Exercise instructions: Extract every record, exactly as written, and ignore the pictures.

(Collected data entries)
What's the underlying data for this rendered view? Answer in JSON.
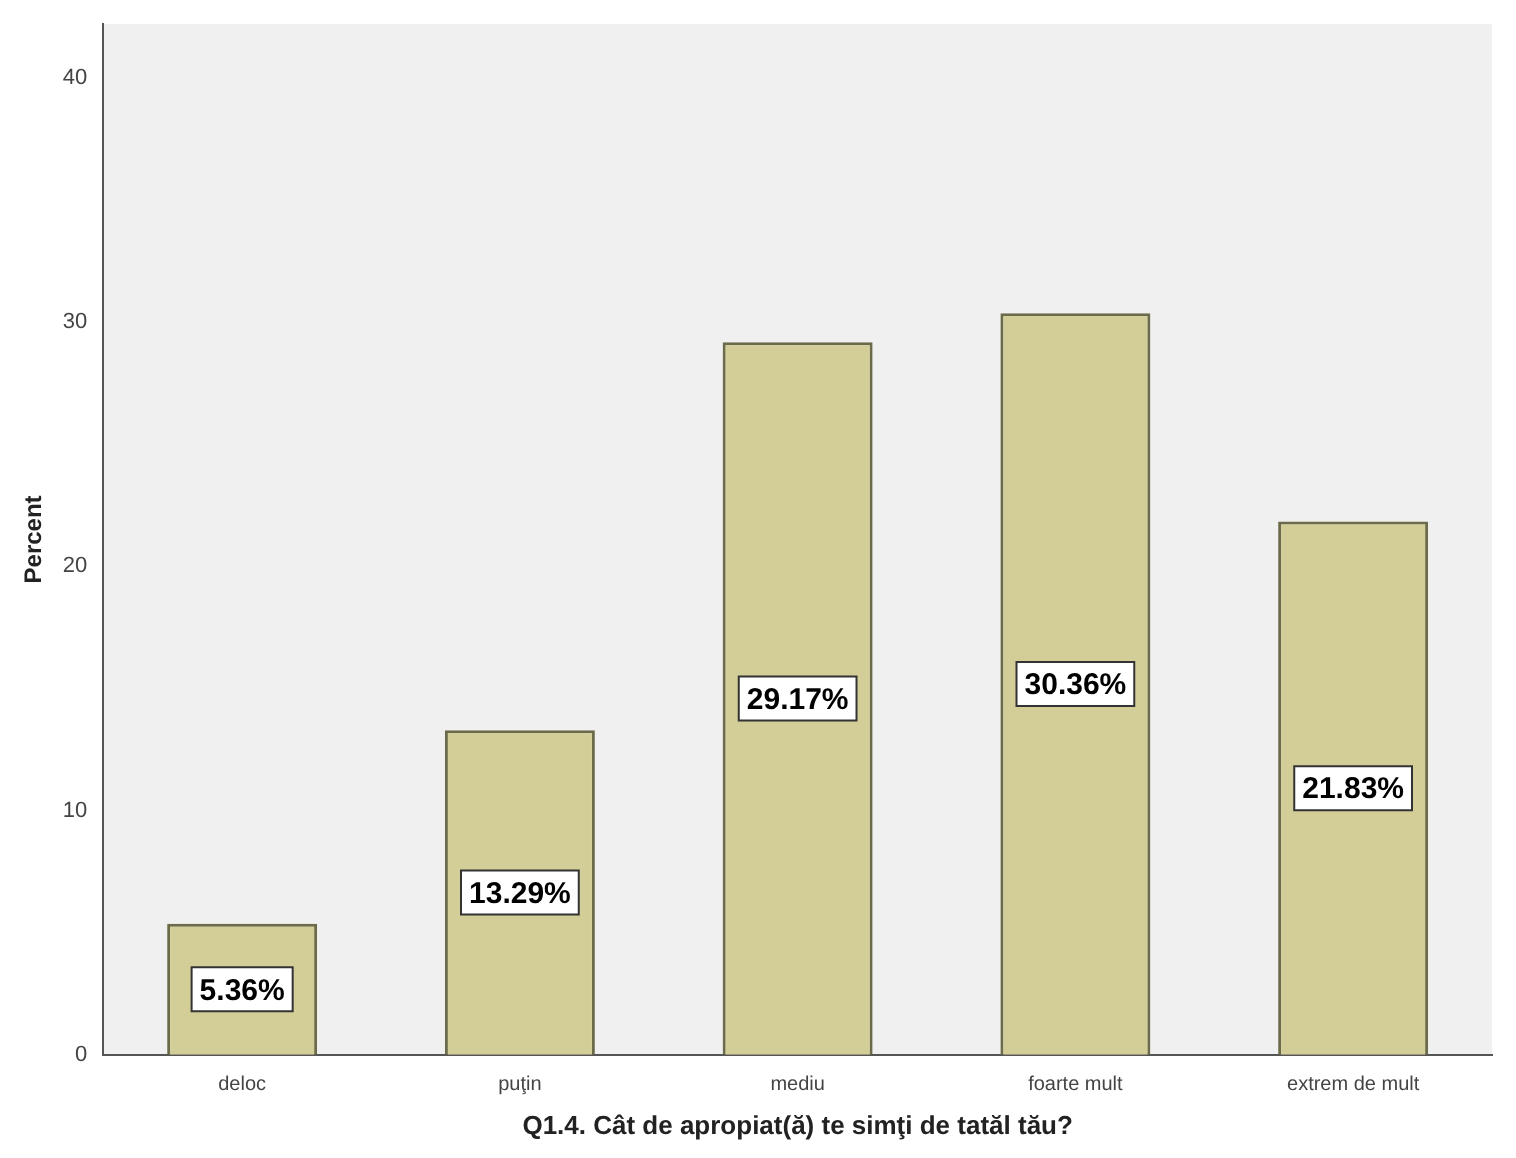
{
  "chart_data": {
    "type": "bar",
    "xlabel": "Q1.4. Cât de apropiat(ă) te simţi de tatăl tău?",
    "ylabel": "Percent",
    "categories": [
      "deloc",
      "puţin",
      "mediu",
      "foarte mult",
      "extrem de mult"
    ],
    "values": [
      5.36,
      13.29,
      29.17,
      30.36,
      21.83
    ],
    "value_labels": [
      "5.36%",
      "13.29%",
      "29.17%",
      "30.36%",
      "21.83%"
    ],
    "color": "#d3ce97",
    "ylim": [
      0,
      42.2
    ],
    "yticks": [
      0,
      10,
      20,
      30,
      40
    ],
    "grid": false,
    "legend": false
  }
}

The answer:
What's the underlying data for this rendered view? Answer in JSON.
{
  "chart_data": {
    "type": "bar",
    "xlabel": "Q1.4. Cât de apropiat(ă) te simţi de tatăl tău?",
    "ylabel": "Percent",
    "categories": [
      "deloc",
      "puţin",
      "mediu",
      "foarte mult",
      "extrem de mult"
    ],
    "values": [
      5.36,
      13.29,
      29.17,
      30.36,
      21.83
    ],
    "value_labels": [
      "5.36%",
      "13.29%",
      "29.17%",
      "30.36%",
      "21.83%"
    ],
    "color": "#d3ce97",
    "ylim": [
      0,
      42.2
    ],
    "yticks": [
      0,
      10,
      20,
      30,
      40
    ],
    "grid": false,
    "legend": false
  }
}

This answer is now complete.